→ Given task
Print out the entries below with no edits.

— START Data for the task —

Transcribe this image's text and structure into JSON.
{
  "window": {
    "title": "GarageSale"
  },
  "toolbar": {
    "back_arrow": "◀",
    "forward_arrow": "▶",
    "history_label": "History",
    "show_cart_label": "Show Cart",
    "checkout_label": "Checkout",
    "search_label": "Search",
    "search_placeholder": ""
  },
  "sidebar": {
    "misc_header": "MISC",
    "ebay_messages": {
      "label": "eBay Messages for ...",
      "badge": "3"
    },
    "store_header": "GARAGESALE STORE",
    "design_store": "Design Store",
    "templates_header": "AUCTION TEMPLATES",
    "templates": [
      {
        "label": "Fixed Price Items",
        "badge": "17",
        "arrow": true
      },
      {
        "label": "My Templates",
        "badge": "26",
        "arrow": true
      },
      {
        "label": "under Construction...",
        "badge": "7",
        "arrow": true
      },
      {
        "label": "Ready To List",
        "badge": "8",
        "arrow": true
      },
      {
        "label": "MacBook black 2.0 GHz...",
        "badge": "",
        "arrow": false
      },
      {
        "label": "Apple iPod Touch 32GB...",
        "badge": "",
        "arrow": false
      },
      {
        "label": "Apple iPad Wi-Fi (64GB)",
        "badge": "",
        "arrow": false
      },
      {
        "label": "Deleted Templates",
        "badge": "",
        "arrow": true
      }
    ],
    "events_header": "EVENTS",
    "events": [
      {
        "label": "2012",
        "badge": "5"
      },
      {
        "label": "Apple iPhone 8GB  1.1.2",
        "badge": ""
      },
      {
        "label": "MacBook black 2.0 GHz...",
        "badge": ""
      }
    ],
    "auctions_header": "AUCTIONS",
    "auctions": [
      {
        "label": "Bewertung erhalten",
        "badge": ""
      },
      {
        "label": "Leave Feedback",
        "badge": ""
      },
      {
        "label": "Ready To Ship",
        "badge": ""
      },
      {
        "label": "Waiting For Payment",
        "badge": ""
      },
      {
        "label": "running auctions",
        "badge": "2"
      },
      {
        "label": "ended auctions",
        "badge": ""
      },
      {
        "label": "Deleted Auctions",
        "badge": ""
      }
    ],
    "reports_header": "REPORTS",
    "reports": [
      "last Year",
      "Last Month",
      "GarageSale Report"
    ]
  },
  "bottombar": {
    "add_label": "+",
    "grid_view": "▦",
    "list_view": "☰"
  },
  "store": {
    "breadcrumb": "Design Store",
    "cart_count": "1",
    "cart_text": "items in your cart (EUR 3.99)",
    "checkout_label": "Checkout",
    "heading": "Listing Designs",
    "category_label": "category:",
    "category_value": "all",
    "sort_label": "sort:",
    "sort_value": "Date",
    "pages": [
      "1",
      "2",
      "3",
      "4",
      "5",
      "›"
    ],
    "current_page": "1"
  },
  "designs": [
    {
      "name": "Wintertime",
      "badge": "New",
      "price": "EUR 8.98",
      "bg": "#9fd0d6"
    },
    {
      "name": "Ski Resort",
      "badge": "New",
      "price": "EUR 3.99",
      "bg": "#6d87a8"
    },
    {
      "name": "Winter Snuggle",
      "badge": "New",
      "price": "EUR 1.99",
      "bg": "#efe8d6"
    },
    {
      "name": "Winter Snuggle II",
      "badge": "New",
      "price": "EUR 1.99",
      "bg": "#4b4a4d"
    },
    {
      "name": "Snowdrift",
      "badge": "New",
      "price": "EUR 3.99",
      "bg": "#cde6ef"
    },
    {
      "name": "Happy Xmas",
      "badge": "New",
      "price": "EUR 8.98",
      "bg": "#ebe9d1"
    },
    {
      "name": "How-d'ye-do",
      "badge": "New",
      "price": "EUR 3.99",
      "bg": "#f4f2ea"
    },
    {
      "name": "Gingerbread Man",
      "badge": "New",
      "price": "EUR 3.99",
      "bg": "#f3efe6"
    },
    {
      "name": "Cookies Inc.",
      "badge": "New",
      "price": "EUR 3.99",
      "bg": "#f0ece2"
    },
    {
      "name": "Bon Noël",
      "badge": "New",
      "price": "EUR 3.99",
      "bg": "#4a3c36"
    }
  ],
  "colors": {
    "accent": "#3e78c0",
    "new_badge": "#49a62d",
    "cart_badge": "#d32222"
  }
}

— END Data for the task —

→ Solution
Transcribe this image's text and structure into JSON.
{
  "window": {
    "title": "GarageSale"
  },
  "toolbar": {
    "back_arrow": "◀",
    "forward_arrow": "▶",
    "history_label": "History",
    "show_cart_label": "Show Cart",
    "checkout_label": "Checkout",
    "search_label": "Search",
    "search_placeholder": ""
  },
  "sidebar": {
    "misc_header": "MISC",
    "ebay_messages": {
      "label": "eBay Messages for ...",
      "badge": "3"
    },
    "store_header": "GARAGESALE STORE",
    "design_store": "Design Store",
    "templates_header": "AUCTION TEMPLATES",
    "templates": [
      {
        "label": "Fixed Price Items",
        "badge": "17",
        "arrow": true
      },
      {
        "label": "My Templates",
        "badge": "26",
        "arrow": true
      },
      {
        "label": "under Construction...",
        "badge": "7",
        "arrow": true
      },
      {
        "label": "Ready To List",
        "badge": "8",
        "arrow": true
      },
      {
        "label": "MacBook black 2.0 GHz...",
        "badge": "",
        "arrow": false
      },
      {
        "label": "Apple iPod Touch 32GB...",
        "badge": "",
        "arrow": false
      },
      {
        "label": "Apple iPad Wi-Fi (64GB)",
        "badge": "",
        "arrow": false
      },
      {
        "label": "Deleted Templates",
        "badge": "",
        "arrow": true
      }
    ],
    "events_header": "EVENTS",
    "events": [
      {
        "label": "2012",
        "badge": "5"
      },
      {
        "label": "Apple iPhone 8GB  1.1.2",
        "badge": ""
      },
      {
        "label": "MacBook black 2.0 GHz...",
        "badge": ""
      }
    ],
    "auctions_header": "AUCTIONS",
    "auctions": [
      {
        "label": "Bewertung erhalten",
        "badge": ""
      },
      {
        "label": "Leave Feedback",
        "badge": ""
      },
      {
        "label": "Ready To Ship",
        "badge": ""
      },
      {
        "label": "Waiting For Payment",
        "badge": ""
      },
      {
        "label": "running auctions",
        "badge": "2"
      },
      {
        "label": "ended auctions",
        "badge": ""
      },
      {
        "label": "Deleted Auctions",
        "badge": ""
      }
    ],
    "reports_header": "REPORTS",
    "reports": [
      "last Year",
      "Last Month",
      "GarageSale Report"
    ]
  },
  "bottombar": {
    "add_label": "+",
    "grid_view": "▦",
    "list_view": "☰"
  },
  "store": {
    "breadcrumb": "Design Store",
    "cart_count": "1",
    "cart_text": "items in your cart (EUR 3.99)",
    "checkout_label": "Checkout",
    "heading": "Listing Designs",
    "category_label": "category:",
    "category_value": "all",
    "sort_label": "sort:",
    "sort_value": "Date",
    "pages": [
      "1",
      "2",
      "3",
      "4",
      "5",
      "›"
    ],
    "current_page": "1"
  },
  "designs": [
    {
      "name": "Wintertime",
      "badge": "New",
      "price": "EUR 8.98",
      "bg": "#9fd0d6"
    },
    {
      "name": "Ski Resort",
      "badge": "New",
      "price": "EUR 3.99",
      "bg": "#6d87a8"
    },
    {
      "name": "Winter Snuggle",
      "badge": "New",
      "price": "EUR 1.99",
      "bg": "#efe8d6"
    },
    {
      "name": "Winter Snuggle II",
      "badge": "New",
      "price": "EUR 1.99",
      "bg": "#4b4a4d"
    },
    {
      "name": "Snowdrift",
      "badge": "New",
      "price": "EUR 3.99",
      "bg": "#cde6ef"
    },
    {
      "name": "Happy Xmas",
      "badge": "New",
      "price": "EUR 8.98",
      "bg": "#ebe9d1"
    },
    {
      "name": "How-d'ye-do",
      "badge": "New",
      "price": "EUR 3.99",
      "bg": "#f4f2ea"
    },
    {
      "name": "Gingerbread Man",
      "badge": "New",
      "price": "EUR 3.99",
      "bg": "#f3efe6"
    },
    {
      "name": "Cookies Inc.",
      "badge": "New",
      "price": "EUR 3.99",
      "bg": "#f0ece2"
    },
    {
      "name": "Bon Noël",
      "badge": "New",
      "price": "EUR 3.99",
      "bg": "#4a3c36"
    }
  ],
  "colors": {
    "accent": "#3e78c0",
    "new_badge": "#49a62d",
    "cart_badge": "#d32222"
  }
}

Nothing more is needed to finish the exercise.